Collect every line of the records that contains the string "enable", treating uppercase and lowercase letters as different.
------------
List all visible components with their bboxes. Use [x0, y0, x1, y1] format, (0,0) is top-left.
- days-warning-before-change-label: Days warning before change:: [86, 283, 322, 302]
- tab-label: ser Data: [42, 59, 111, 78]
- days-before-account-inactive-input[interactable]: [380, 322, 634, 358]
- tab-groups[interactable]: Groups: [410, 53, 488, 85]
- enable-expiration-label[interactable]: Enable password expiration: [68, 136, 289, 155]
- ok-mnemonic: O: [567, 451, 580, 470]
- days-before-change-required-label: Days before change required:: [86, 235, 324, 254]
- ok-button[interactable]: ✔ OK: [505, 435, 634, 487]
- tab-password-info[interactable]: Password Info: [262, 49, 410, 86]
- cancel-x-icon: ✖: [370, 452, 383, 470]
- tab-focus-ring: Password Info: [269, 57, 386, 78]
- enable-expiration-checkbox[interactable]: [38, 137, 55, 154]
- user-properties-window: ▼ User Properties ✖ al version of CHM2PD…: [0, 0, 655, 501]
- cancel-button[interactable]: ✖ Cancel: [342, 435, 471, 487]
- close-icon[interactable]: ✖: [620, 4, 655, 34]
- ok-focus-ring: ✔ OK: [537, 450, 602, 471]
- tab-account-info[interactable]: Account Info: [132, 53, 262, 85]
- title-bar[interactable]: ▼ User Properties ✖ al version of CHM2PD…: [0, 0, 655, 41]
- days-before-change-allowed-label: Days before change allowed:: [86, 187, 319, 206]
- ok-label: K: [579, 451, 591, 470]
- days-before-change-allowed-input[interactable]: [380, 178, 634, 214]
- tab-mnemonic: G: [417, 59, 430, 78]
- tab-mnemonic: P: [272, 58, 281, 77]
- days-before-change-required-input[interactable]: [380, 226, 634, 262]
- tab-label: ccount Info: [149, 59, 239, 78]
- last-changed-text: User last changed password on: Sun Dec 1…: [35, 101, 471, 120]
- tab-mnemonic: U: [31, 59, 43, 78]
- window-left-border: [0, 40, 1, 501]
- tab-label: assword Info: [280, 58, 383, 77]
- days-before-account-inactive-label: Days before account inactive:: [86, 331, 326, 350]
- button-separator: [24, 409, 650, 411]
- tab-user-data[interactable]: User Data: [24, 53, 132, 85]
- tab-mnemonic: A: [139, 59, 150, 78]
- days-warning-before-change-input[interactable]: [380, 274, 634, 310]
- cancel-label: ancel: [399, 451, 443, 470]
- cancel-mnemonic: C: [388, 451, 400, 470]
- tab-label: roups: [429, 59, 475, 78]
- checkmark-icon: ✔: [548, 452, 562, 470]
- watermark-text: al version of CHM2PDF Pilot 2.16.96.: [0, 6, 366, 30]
------------
RESULT FOR THIS EXERCISE:
- enable-expiration-label[interactable]: Enable password expiration: [68, 136, 289, 155]
- enable-expiration-checkbox[interactable]: [38, 137, 55, 154]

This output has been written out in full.